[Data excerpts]
## start

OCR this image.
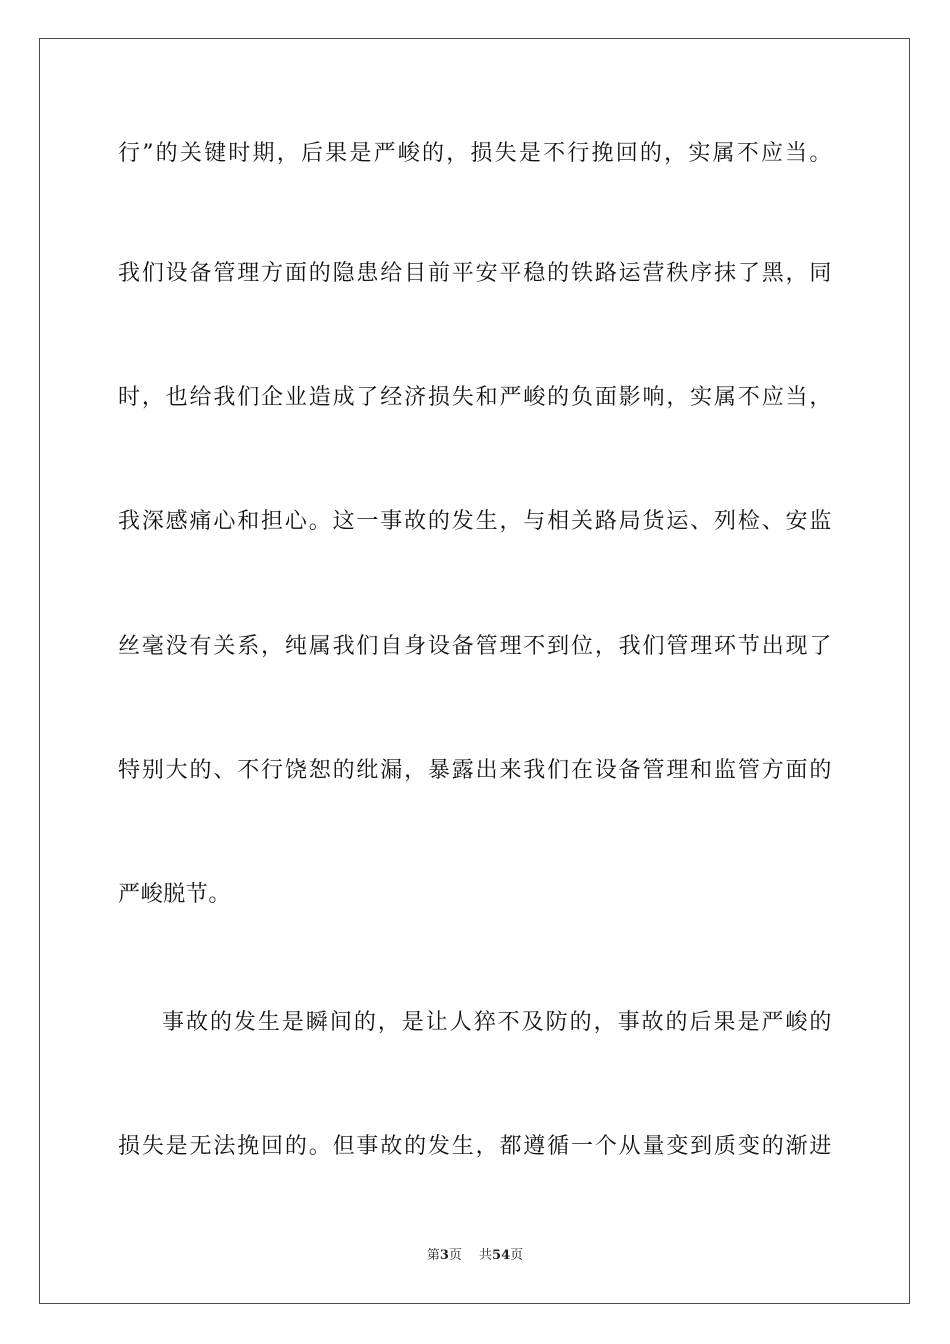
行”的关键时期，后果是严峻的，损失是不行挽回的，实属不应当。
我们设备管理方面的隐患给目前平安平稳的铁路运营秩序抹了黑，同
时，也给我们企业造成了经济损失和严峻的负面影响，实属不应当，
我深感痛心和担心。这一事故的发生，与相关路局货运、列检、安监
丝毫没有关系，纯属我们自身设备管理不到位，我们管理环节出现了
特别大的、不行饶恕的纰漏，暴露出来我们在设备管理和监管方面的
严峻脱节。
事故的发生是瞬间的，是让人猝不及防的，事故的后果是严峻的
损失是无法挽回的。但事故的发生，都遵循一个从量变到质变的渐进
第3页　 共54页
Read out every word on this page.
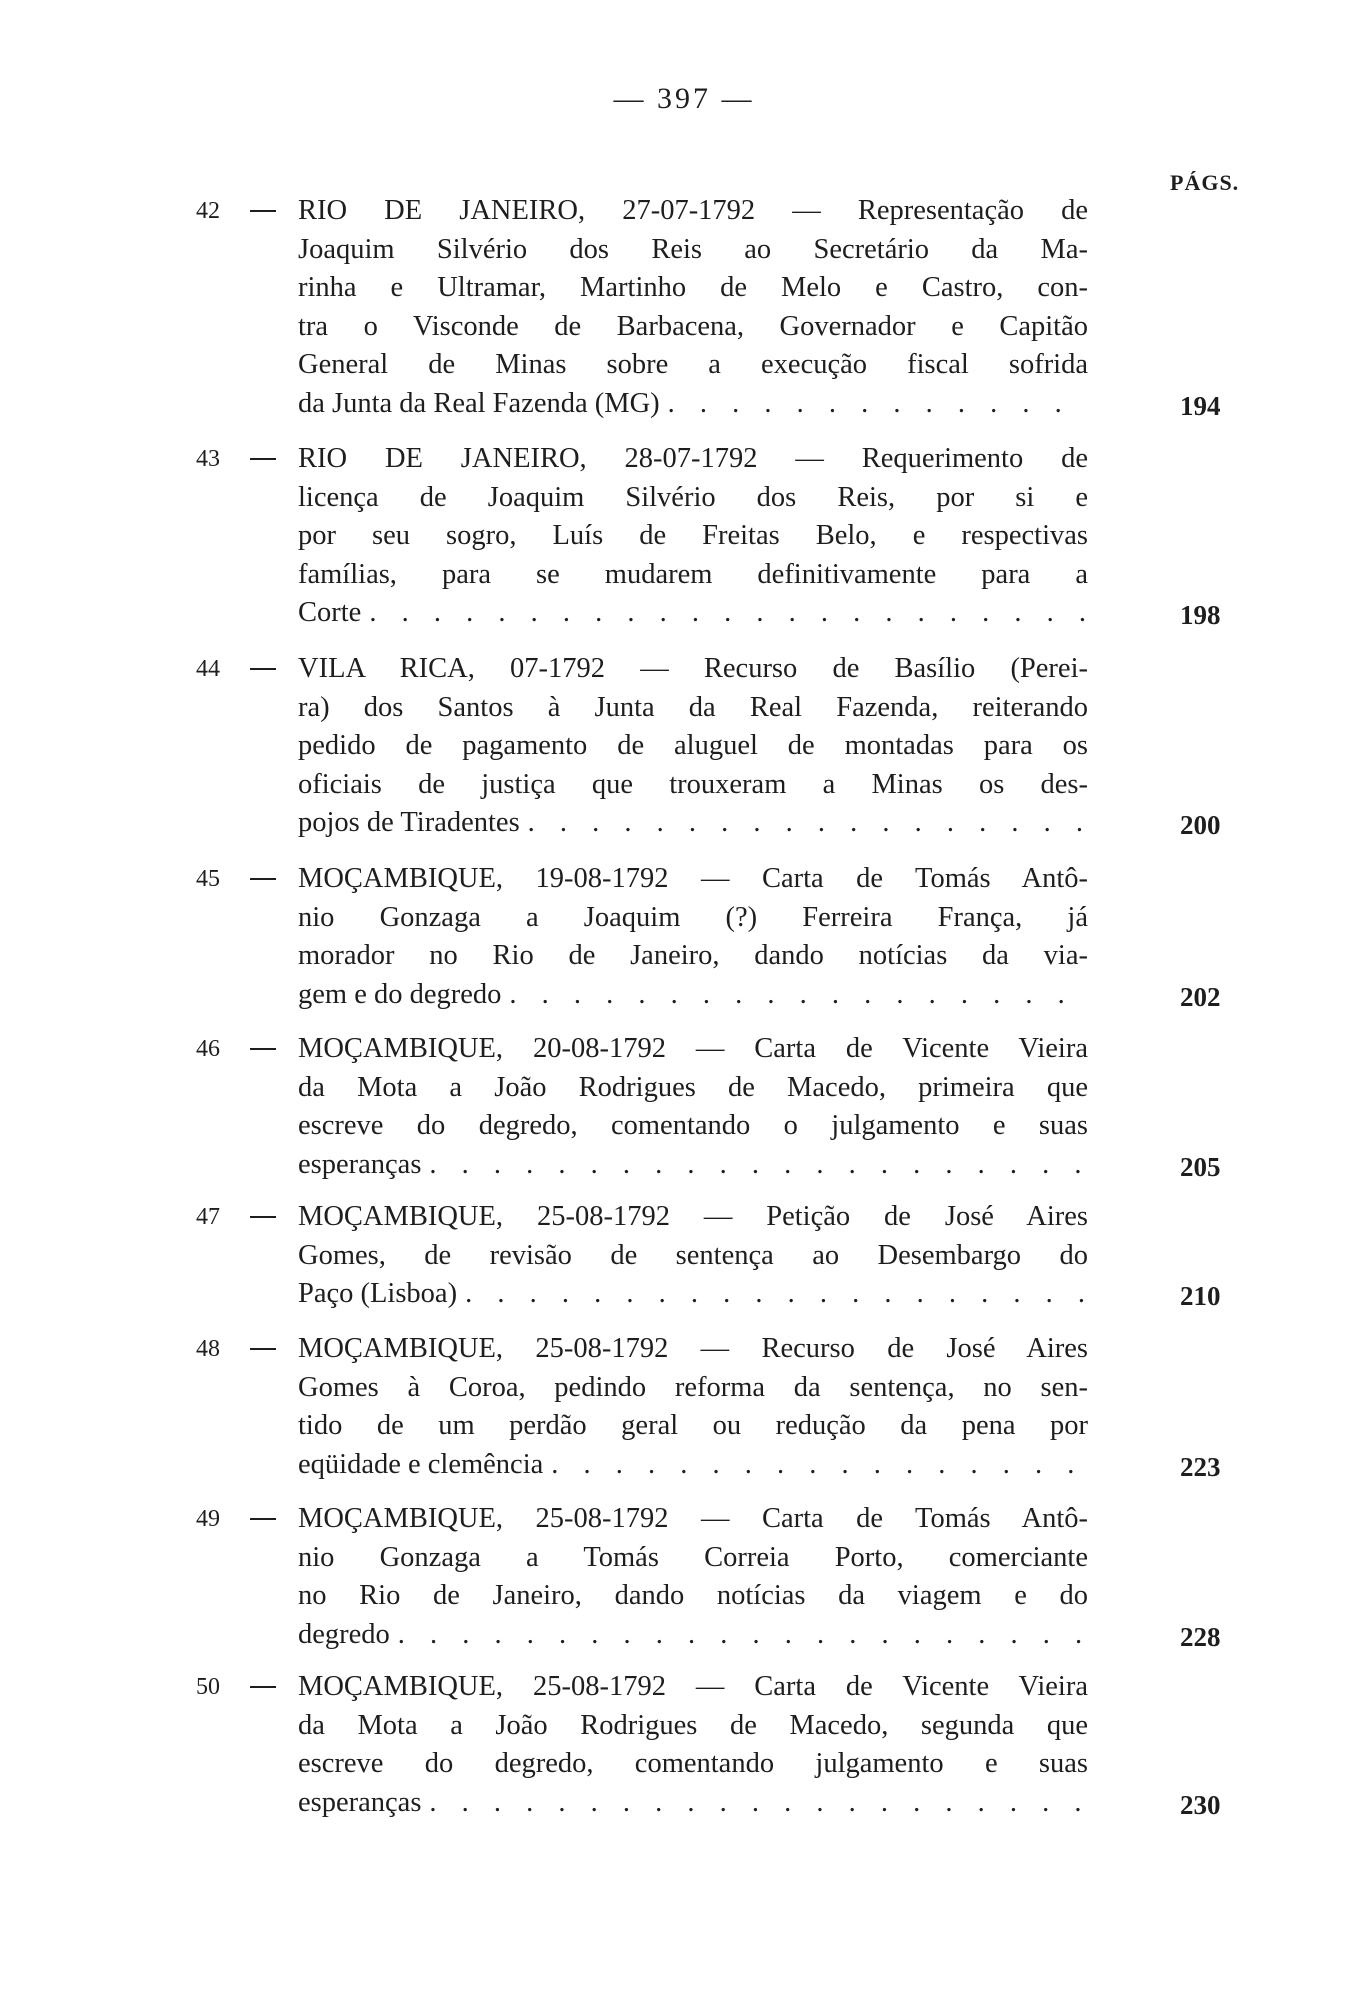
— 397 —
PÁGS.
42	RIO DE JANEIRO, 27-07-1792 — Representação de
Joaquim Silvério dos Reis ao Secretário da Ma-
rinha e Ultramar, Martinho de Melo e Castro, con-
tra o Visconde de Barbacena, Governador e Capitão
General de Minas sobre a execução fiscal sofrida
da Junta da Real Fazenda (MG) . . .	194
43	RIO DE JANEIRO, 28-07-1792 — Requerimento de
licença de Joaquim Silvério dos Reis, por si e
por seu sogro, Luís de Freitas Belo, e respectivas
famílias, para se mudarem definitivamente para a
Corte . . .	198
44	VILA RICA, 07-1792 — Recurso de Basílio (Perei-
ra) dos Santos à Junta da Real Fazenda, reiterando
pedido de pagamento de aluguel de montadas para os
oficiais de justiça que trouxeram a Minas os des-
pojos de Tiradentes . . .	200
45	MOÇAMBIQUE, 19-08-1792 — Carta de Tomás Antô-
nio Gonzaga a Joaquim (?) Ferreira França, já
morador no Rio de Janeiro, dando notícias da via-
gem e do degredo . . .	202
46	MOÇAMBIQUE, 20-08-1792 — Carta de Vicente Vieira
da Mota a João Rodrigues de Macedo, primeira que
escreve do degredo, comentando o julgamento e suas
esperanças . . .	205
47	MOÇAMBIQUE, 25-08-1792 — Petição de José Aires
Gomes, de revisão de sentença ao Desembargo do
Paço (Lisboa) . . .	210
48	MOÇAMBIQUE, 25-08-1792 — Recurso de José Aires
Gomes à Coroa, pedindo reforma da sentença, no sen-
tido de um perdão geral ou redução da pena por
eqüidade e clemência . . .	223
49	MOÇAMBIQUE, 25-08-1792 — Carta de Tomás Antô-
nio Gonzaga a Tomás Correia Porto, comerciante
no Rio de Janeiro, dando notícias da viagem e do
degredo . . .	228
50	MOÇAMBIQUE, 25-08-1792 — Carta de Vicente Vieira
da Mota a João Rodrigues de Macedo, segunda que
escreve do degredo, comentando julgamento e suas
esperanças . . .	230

## end

## TASK INSTRUCTIONS
Extract every line of the records above that contains the word "Gonzaga".

## ANSWER TO THIS PROBLEM
nio Gonzaga a Joaquim (?) Ferreira França, já
nio Gonzaga a Tomás Correia Porto, comerciante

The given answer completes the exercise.